**WORK TO DO**:
Records follow. Copy every line with "colors".

**STORED RECORDS**:
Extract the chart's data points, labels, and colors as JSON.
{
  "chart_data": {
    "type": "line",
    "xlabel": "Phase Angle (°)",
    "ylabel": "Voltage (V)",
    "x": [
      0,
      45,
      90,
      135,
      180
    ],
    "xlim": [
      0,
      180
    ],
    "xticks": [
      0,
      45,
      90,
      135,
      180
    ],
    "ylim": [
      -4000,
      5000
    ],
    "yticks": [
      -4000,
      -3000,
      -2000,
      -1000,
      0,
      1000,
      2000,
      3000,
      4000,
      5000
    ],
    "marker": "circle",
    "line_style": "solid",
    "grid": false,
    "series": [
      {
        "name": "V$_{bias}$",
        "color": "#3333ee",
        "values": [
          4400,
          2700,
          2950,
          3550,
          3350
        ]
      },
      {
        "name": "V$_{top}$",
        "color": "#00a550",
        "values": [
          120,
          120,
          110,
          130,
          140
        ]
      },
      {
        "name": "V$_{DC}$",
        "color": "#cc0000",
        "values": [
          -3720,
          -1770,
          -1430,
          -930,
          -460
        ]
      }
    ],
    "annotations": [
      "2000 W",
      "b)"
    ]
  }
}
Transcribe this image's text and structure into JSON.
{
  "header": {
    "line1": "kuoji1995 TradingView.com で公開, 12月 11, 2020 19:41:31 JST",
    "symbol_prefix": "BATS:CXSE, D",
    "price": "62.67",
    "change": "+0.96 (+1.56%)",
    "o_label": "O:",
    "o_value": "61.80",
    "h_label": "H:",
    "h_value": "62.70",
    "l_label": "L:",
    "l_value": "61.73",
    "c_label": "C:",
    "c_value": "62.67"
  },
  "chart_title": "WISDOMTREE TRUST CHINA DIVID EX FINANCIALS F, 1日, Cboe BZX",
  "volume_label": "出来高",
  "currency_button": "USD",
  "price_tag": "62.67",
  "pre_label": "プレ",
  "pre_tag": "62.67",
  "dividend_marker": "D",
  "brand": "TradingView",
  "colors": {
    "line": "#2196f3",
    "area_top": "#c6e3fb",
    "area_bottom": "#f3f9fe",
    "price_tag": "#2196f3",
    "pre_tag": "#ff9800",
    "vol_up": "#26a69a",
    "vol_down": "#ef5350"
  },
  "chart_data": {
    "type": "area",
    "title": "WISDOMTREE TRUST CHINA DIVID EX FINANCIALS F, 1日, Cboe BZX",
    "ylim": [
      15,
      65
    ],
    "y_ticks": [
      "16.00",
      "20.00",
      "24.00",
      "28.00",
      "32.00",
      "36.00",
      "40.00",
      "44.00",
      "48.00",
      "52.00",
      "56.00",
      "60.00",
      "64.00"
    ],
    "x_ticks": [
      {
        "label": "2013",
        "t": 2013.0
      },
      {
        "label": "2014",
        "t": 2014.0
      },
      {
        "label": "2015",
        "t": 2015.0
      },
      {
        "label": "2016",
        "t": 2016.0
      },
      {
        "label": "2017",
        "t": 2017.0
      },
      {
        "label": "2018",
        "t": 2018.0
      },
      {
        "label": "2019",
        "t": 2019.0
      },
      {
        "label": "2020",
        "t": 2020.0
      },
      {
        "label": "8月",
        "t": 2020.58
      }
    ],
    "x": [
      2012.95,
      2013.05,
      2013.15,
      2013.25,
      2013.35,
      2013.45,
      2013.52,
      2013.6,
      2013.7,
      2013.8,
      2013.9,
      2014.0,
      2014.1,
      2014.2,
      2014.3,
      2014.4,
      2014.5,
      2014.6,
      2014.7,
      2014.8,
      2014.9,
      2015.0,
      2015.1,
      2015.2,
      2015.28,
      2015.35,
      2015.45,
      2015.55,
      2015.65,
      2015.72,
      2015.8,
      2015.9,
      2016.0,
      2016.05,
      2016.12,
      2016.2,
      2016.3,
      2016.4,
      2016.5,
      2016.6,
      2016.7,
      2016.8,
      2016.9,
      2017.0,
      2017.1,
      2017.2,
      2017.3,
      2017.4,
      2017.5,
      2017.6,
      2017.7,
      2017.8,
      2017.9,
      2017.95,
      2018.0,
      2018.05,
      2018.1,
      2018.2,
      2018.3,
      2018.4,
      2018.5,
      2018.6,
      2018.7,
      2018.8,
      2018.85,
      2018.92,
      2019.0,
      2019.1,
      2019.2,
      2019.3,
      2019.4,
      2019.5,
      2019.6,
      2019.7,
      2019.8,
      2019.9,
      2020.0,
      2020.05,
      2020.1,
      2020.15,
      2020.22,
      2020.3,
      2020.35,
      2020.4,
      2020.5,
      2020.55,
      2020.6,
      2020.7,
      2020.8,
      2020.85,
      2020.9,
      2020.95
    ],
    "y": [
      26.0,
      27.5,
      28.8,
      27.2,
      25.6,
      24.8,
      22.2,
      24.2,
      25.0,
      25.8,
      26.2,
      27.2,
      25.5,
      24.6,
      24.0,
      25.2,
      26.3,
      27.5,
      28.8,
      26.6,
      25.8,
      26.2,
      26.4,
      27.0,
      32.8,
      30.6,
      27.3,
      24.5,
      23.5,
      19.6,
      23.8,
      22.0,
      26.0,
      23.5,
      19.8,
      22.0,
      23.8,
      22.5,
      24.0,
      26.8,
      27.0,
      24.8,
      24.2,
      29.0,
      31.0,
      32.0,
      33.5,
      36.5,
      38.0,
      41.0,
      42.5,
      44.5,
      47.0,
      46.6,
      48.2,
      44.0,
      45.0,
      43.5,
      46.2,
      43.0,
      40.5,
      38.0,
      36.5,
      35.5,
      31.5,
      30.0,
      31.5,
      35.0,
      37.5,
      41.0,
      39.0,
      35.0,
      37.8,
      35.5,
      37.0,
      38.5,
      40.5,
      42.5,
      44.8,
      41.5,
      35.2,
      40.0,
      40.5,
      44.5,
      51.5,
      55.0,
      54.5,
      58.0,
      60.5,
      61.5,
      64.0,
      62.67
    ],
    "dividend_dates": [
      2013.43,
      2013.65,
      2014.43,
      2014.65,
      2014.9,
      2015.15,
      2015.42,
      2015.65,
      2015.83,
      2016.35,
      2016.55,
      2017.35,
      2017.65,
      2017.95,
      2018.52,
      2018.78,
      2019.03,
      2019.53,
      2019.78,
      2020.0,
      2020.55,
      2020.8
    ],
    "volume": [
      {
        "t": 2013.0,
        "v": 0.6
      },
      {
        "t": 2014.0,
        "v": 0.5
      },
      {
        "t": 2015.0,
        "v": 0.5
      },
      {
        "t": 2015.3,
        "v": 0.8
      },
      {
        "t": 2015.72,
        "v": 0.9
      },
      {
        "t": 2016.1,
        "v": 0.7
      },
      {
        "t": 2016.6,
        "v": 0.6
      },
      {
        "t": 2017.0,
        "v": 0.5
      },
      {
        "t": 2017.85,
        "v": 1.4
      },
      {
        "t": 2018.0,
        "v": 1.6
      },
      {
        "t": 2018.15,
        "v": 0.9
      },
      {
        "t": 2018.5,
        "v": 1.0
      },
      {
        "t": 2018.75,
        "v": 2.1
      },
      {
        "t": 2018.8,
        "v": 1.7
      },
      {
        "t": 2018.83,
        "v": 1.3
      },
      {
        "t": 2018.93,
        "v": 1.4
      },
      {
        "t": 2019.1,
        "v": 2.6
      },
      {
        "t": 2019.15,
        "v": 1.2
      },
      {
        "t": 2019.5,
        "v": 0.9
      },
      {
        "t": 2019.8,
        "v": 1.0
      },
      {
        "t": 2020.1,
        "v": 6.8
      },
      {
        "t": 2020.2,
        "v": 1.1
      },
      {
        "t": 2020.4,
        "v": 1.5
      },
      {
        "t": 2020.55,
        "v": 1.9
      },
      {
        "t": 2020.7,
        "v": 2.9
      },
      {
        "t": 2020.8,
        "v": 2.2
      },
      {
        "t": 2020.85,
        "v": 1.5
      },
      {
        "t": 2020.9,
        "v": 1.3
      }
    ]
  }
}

**SOLUTION TO THIS EXERCISE**:
Extract the chart's data points, labels, and colors as JSON.
  "colors": {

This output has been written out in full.